> [Trecho escolhido]:
··········

Environment

Por que a justiça climática precisa ir além das fronteiras

A "solução" das elites para a crise climática é transformar as pessoas deslocadas em mão-de-obra migrante explorável. Precisamos de uma alternativa verdadeiramente internacionalista.
Os desastres climáticos já são uma das principais causas do deslocamento forçado de 25,3 milhões de pessoas por ano no mundo. Aquelas menos responsáveis pelas mudanças climáticas são e serão as mais afetadas, tendo de enfrentar sistemas de segurança rígidos e fronteiras cada vez mais militarizadas ao buscar refúgio. Os maiores culpados da crise climática buscam formas de lucrar com ela e explorar os deslocados com o pretexto da mitigação. Para construir sistemas político-econômicos mais justos e sustentáveis e impedir que um sistema de eco-apartheid assuma o controle, precisamos olhar para além das fronteiras.

"Não estamos nos afogando, estamos lutando" tornou-se o lema da mobilização do Pacific Climate Warriors. Das reuniões climáticas da ONU ao bloqueio dos portos de carvão australianos, estes jovens ativistas de vinte Estados insulares do Pacífico lançam o alarme do aquecimento global às nações de atóis baixos. Rejeitando a narrativa de vitimização - "você não precisa da minha dor ou lágrimas para saber que estamos em crise", como diz a samoana Brianna Fruean. O movimento enfrenta a indústria de combustíveis fósseis e gigantes coloniais como a Austrália, responsável pelas maiores emissões mundiais de carbono per capita.

Em todo o mundo, os desastres climáticos deslocam cerca de 25,3 milhões de pessoas anualmente. Em 2016, o número de novos deslocamentos causados por desastres climáticos superou o número resultante de perseguições na proporção de três para um. Até 2050, estima-se que 143 milhões de pessoas serão deslocadas em apenas três regiões: África, Ásia Meridional  e América Latina. Algumas projeções para o deslocamento climático global chegam a um bilhão de pessoas.

O mapeamento de quem é mais vulnerável ao deslocamento revela as divisões entre ricos e pobres, entre Norte e Sul globais, e entre a branquitude e seus outros negros e indígenas racializados.

··········

> [Material reunido]:
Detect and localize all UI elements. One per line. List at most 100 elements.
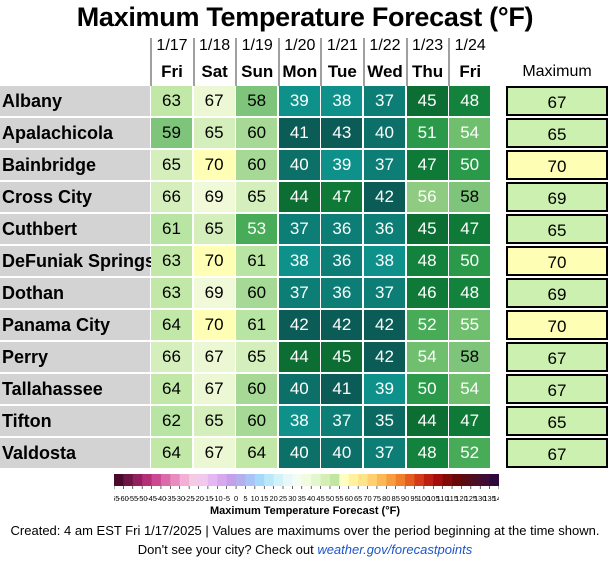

··········

> [Tarefa escrita]: Explique, em uma a três frases, por que o trecho sobre justiça climática diz que precisamos olhar para além das fronteiras.

> [Em resposta]: Segundo o trecho, precisamos olhar para além das fronteiras para construir sistemas político-econômicos mais justos e sustentáveis. Também é preciso fazer isso para impedir que um sistema de eco-apartheid assuma o controle.